◆ EXERCISE
Answer with a single number: the count of lines that include the string "Question".

═════ EXCERPTED RECORDS ═════

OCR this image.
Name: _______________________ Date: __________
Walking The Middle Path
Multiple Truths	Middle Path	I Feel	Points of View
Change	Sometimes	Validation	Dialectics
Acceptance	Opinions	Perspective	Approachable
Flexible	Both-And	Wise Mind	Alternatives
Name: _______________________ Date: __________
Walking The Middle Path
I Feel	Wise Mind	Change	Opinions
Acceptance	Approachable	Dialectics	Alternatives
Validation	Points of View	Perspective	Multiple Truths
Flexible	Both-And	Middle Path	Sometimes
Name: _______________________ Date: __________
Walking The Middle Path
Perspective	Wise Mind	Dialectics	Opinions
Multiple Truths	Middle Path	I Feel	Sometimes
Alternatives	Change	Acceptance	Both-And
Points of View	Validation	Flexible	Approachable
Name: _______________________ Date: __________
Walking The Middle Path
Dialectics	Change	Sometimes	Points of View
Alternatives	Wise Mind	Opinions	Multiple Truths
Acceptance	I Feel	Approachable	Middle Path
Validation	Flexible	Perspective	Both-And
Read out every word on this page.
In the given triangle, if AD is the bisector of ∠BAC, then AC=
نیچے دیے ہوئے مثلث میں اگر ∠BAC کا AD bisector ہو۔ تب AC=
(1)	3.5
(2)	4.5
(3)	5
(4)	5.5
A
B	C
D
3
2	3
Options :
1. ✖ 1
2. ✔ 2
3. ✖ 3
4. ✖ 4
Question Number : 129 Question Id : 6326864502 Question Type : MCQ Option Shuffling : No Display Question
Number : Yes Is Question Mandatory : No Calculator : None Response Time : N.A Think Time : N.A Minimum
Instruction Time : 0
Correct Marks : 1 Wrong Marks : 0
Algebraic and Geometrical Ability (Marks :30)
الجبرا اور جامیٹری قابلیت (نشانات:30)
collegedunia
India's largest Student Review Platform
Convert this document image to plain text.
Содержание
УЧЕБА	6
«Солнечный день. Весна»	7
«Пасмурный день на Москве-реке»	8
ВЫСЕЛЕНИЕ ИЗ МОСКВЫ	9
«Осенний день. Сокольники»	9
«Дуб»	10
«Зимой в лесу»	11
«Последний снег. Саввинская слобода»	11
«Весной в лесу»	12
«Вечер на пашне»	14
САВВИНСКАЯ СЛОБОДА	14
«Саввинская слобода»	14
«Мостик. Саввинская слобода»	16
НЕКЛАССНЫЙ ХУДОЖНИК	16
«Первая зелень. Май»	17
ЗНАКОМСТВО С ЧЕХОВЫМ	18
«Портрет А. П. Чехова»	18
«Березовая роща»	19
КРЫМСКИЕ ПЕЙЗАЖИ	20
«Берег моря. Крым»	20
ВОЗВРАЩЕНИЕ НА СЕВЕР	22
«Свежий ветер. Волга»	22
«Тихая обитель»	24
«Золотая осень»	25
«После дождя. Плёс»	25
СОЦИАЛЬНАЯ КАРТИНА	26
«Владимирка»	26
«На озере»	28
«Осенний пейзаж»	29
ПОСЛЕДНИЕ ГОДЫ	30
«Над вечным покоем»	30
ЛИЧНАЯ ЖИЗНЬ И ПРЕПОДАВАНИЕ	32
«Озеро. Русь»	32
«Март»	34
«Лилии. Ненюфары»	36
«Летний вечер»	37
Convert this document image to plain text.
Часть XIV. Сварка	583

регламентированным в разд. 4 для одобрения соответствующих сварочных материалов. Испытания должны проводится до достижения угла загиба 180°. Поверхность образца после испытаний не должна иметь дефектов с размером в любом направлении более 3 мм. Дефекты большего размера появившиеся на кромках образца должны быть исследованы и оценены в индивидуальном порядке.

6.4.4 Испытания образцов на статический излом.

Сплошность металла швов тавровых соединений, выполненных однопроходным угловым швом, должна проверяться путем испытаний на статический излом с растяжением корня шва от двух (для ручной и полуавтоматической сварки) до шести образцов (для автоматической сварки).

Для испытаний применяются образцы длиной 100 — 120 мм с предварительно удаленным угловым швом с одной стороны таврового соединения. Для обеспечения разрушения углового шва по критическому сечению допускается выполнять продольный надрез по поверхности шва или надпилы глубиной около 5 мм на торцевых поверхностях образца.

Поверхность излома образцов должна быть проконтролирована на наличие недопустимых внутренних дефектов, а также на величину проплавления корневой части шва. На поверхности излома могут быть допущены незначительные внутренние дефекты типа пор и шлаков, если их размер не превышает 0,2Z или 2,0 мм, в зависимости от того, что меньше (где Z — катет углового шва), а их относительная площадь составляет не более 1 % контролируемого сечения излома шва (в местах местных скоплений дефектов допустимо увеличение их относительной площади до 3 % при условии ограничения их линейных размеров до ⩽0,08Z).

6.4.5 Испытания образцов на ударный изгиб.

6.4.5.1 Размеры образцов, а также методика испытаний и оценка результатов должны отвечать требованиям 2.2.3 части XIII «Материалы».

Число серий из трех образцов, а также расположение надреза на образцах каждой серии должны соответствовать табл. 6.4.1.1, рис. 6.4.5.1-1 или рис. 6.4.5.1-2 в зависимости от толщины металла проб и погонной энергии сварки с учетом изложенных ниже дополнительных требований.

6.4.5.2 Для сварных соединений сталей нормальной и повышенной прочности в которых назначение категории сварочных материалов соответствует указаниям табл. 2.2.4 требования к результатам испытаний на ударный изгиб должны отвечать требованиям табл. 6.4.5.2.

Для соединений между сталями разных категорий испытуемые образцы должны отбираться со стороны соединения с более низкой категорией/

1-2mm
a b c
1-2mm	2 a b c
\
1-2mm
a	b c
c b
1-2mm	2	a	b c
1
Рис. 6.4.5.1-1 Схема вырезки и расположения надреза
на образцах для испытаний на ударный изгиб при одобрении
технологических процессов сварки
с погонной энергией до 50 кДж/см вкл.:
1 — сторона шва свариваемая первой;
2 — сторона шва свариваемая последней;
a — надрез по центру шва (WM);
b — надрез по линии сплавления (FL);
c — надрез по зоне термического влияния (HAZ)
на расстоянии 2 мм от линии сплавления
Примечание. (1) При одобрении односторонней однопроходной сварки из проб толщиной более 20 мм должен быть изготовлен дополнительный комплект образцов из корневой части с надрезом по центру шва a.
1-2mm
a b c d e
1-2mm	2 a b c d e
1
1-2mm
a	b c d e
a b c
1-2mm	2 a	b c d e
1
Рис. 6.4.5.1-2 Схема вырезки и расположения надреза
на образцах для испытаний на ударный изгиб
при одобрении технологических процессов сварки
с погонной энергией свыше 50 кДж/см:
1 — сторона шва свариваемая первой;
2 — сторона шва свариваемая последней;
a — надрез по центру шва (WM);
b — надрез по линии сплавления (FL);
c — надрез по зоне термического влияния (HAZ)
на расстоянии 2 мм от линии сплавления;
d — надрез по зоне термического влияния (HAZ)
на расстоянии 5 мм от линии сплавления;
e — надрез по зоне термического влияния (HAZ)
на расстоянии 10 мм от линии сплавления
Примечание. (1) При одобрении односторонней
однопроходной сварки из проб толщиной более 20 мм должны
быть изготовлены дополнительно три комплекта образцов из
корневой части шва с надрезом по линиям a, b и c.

═════

◆ FULL RESPONSE
2